━━━━━ Record excerpts

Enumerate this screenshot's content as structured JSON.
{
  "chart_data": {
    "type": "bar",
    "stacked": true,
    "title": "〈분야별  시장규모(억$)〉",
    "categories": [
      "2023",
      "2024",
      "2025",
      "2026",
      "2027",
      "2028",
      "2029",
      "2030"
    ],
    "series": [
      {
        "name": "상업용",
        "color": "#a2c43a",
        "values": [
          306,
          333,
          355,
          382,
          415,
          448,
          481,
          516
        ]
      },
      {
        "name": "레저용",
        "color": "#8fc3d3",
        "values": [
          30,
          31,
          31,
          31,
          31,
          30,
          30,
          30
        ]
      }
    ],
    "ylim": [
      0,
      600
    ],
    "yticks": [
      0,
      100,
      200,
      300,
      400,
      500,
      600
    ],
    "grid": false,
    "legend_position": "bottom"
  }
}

━━━━━━━━━━

** Task description **
Make an exact copy of the listing, including every line.

** Answer to the task **
Enumerate this screenshot's content as structured JSON.
{
  "chart_data": {
    "type": "bar",
    "stacked": true,
    "title": "〈분야별  시장규모(억$)〉",
    "categories": [
      "2023",
      "2024",
      "2025",
      "2026",
      "2027",
      "2028",
      "2029",
      "2030"
    ],
    "series": [
      {
        "name": "상업용",
        "color": "#a2c43a",
        "values": [
          306,
          333,
          355,
          382,
          415,
          448,
          481,
          516
        ]
      },
      {
        "name": "레저용",
        "color": "#8fc3d3",
        "values": [
          30,
          31,
          31,
          31,
          31,
          30,
          30,
          30
        ]
      }
    ],
    "ylim": [
      0,
      600
    ],
    "yticks": [
      0,
      100,
      200,
      300,
      400,
      500,
      600
    ],
    "grid": false,
    "legend_position": "bottom"
  }
}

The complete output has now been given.